[Stated task] Scan each line of the records for the word "Three" and extract the ones that have it.

[Provided material]
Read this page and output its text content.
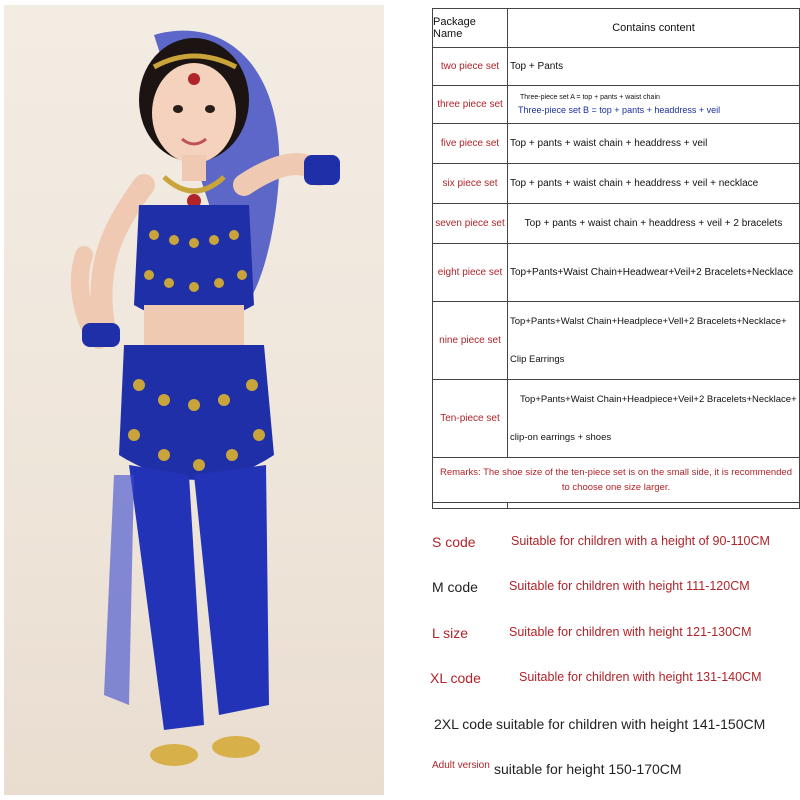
Package Name	Contains content
two piece set	Top + Pants
three piece set	Three-piece set A = top + pants + waist chain
Three-piece set B = top + pants + headdress + veil

five piece set	Top + pants + waist chain + headdress + veil
six piece set	Top + pants + waist chain + headdress + veil + necklace
seven piece set	Top + pants + waist chain + headdress + veil + 2 bracelets
eight piece set	Top+Pants+Waist Chain+Headwear+Veil+2 Bracelets+Necklace
nine piece set	Top+Pants+Walst Chain+Headplece+Vell+2 Bracelets+Necklace+
Clip Earrings

Ten-piece set	Top+Pants+Waist Chain+Headpiece+Veil+2 Bracelets+Necklace+
clip-on earrings + shoes

Remarks: The shoe size of the ten-piece set is on the small side, it is recommended to choose one size larger.	

S code	Suitable for children with a height of 90-110CM
M code Suitable for children with height 111-120CM
L size	Suitable for children with height 121-130CM
XL code	Suitable for children with height 131-140CM
2XL code suitable for children with height 141-150CM
Adult version suitable for height 150-170CM
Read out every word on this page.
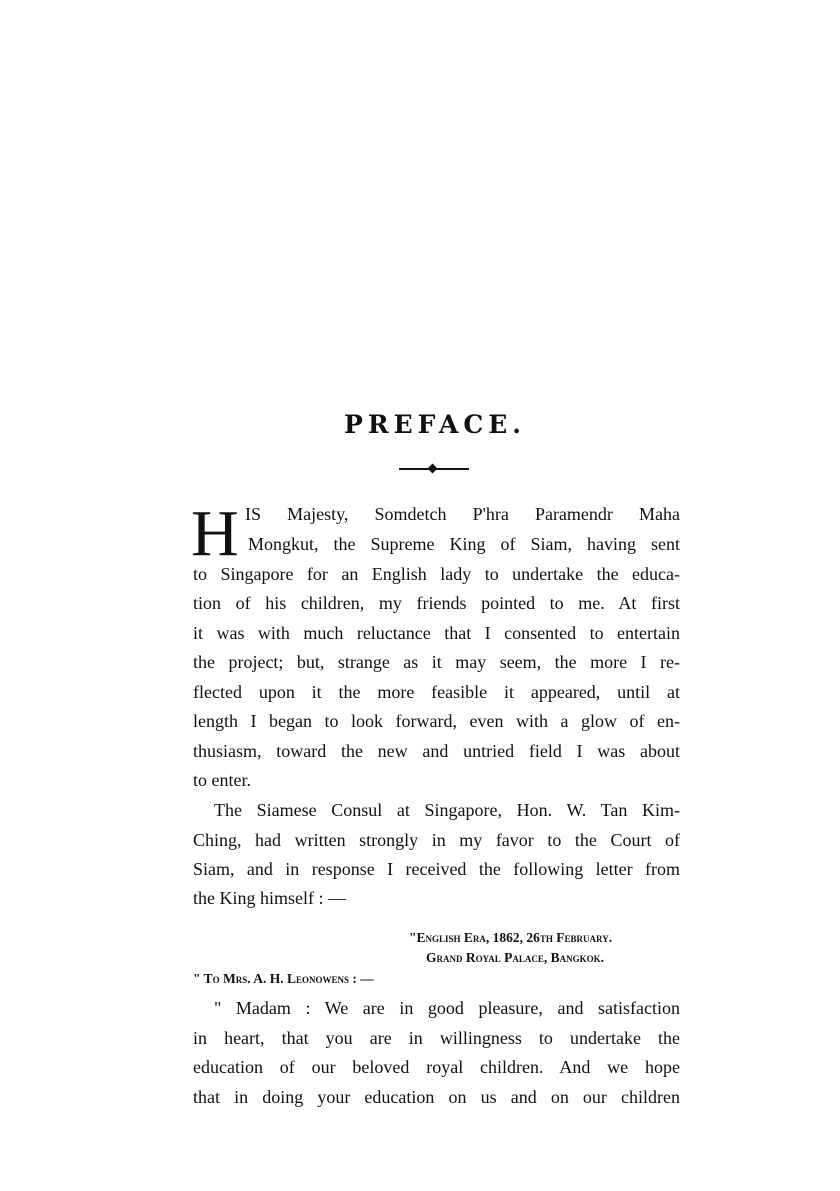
PREFACE.
H IS Majesty, Somdetch P'hra Paramendr Maha
Mongkut, the Supreme King of Siam, having sent
to Singapore for an English lady to undertake the educa-
tion of his children, my friends pointed to me. At first
it was with much reluctance that I consented to entertain
the project; but, strange as it may seem, the more I re-
flected upon it the more feasible it appeared, until at
length I began to look forward, even with a glow of en-
thusiasm, toward the new and untried field I was about
to enter.
The Siamese Consul at Singapore, Hon. W. Tan Kim-
Ching, had written strongly in my favor to the Court of
Siam, and in response I received the following letter from
the King himself : —
"English Era, 1862, 26th February.
Grand Royal Palace, Bangkok.
" To Mrs. A. H. Leonowens : —
" Madam : We are in good pleasure, and satisfaction
in heart, that you are in willingness to undertake the
education of our beloved royal children. And we hope
that in doing your education on us and on our children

[Output for this task]
three piece set	Three-piece set A = top + pants + waist chain
Three-piece set B = top + pants + headdress + veil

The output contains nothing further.